_Problem to solve_
Quote the whole listing word for word. Do not include the pictures.

_Excerpted data_
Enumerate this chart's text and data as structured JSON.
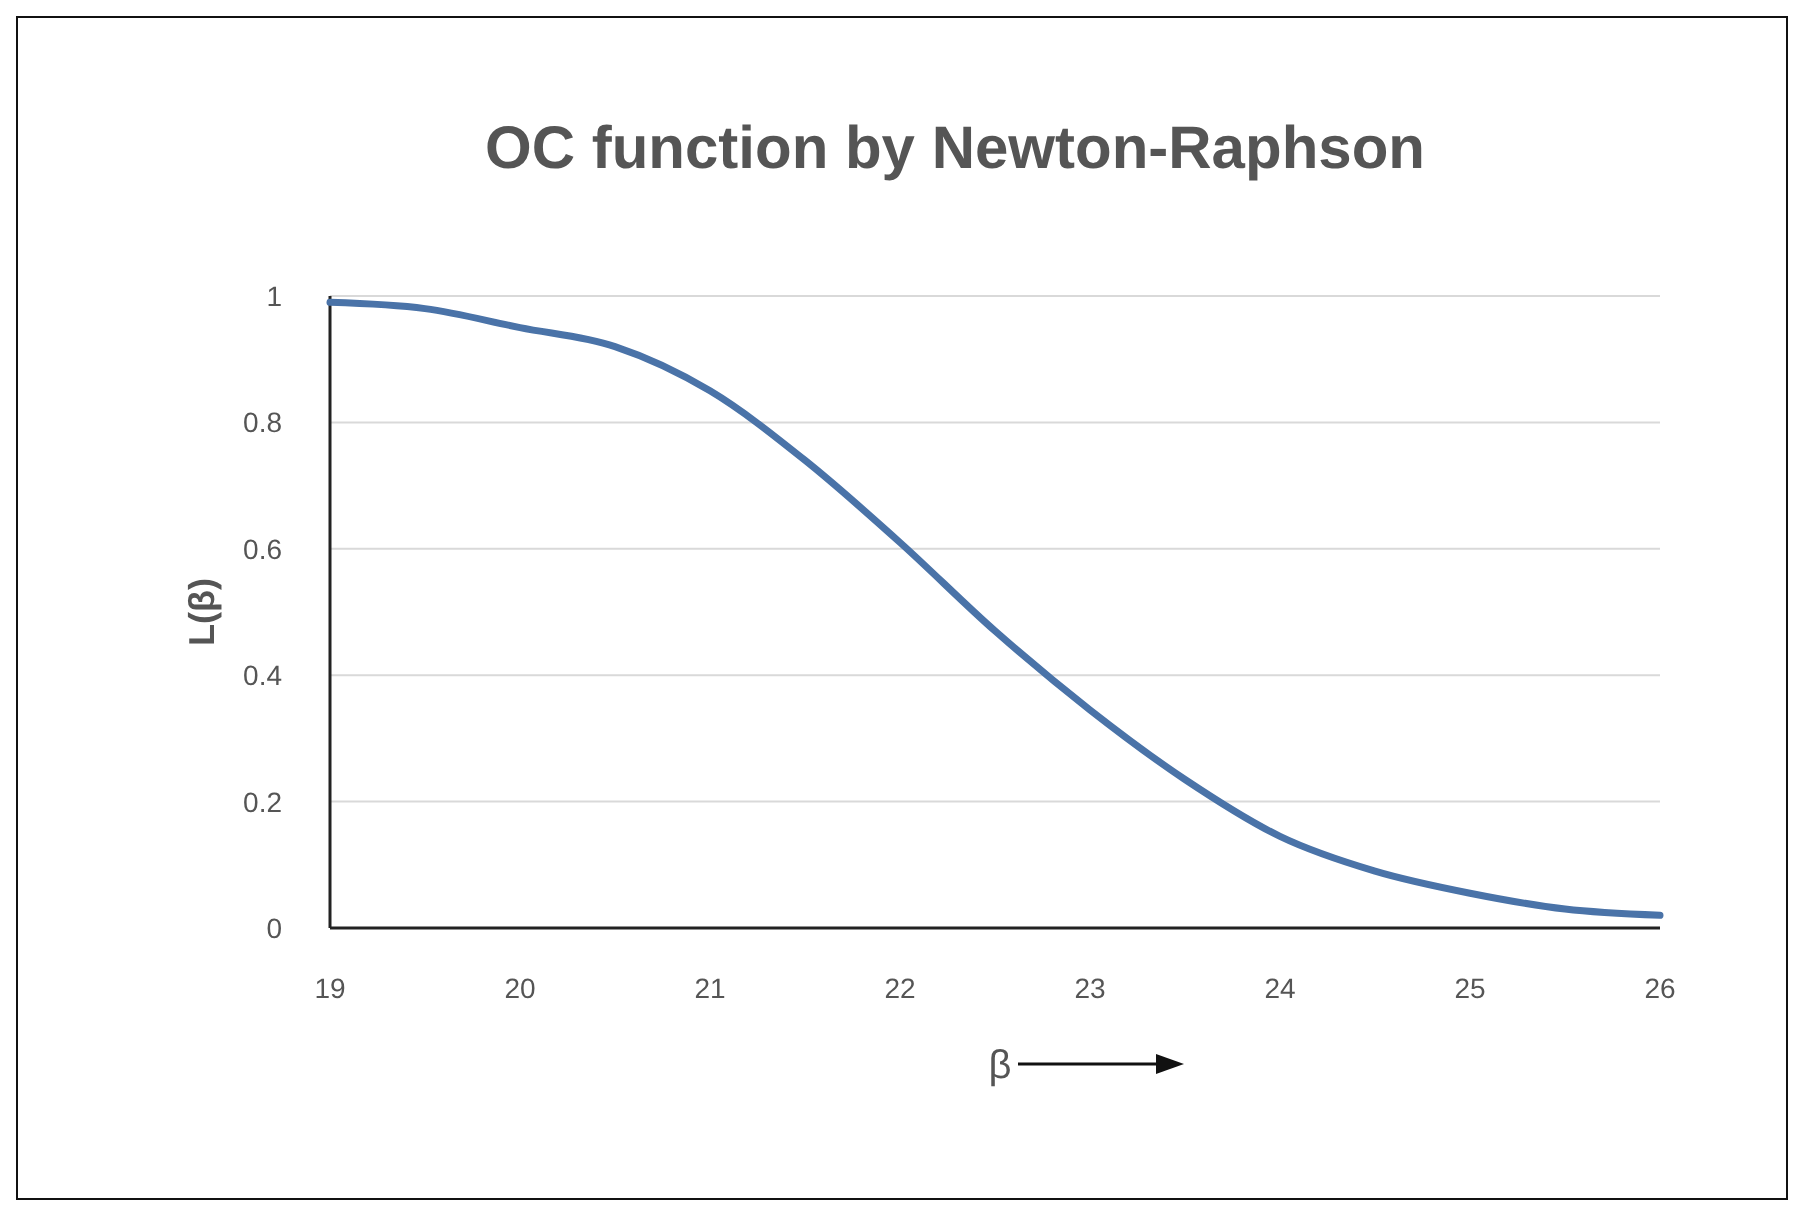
{
  "chart_data": {
    "type": "line",
    "title": "OC function by Newton-Raphson",
    "xlabel": "β",
    "ylabel": "L(β)",
    "x": [
      19,
      19.5,
      20,
      20.5,
      21,
      21.5,
      22,
      22.5,
      23,
      23.5,
      24,
      24.5,
      25,
      25.5,
      26
    ],
    "series": [
      {
        "color": "#4a73a8",
        "values": [
          0.99,
          0.98,
          0.95,
          0.92,
          0.85,
          0.74,
          0.61,
          0.47,
          0.345,
          0.235,
          0.145,
          0.09,
          0.055,
          0.03,
          0.02
        ]
      }
    ],
    "xlim": [
      19,
      26
    ],
    "xticks": [
      19,
      20,
      21,
      22,
      23,
      24,
      25,
      26
    ],
    "ylim": [
      0,
      1
    ],
    "yticks": [
      0,
      0.2,
      0.4,
      0.6,
      0.8,
      1
    ],
    "grid": "y",
    "marker": "none",
    "line_style": "solid"
  }
}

_Solution below_
Enumerate this chart's text and data as structured JSON.
{
  "chart_data": {
    "type": "line",
    "title": "OC function by Newton-Raphson",
    "xlabel": "β",
    "ylabel": "L(β)",
    "x": [
      19,
      19.5,
      20,
      20.5,
      21,
      21.5,
      22,
      22.5,
      23,
      23.5,
      24,
      24.5,
      25,
      25.5,
      26
    ],
    "series": [
      {
        "color": "#4a73a8",
        "values": [
          0.99,
          0.98,
          0.95,
          0.92,
          0.85,
          0.74,
          0.61,
          0.47,
          0.345,
          0.235,
          0.145,
          0.09,
          0.055,
          0.03,
          0.02
        ]
      }
    ],
    "xlim": [
      19,
      26
    ],
    "xticks": [
      19,
      20,
      21,
      22,
      23,
      24,
      25,
      26
    ],
    "ylim": [
      0,
      1
    ],
    "yticks": [
      0,
      0.2,
      0.4,
      0.6,
      0.8,
      1
    ],
    "grid": "y",
    "marker": "none",
    "line_style": "solid"
  }
}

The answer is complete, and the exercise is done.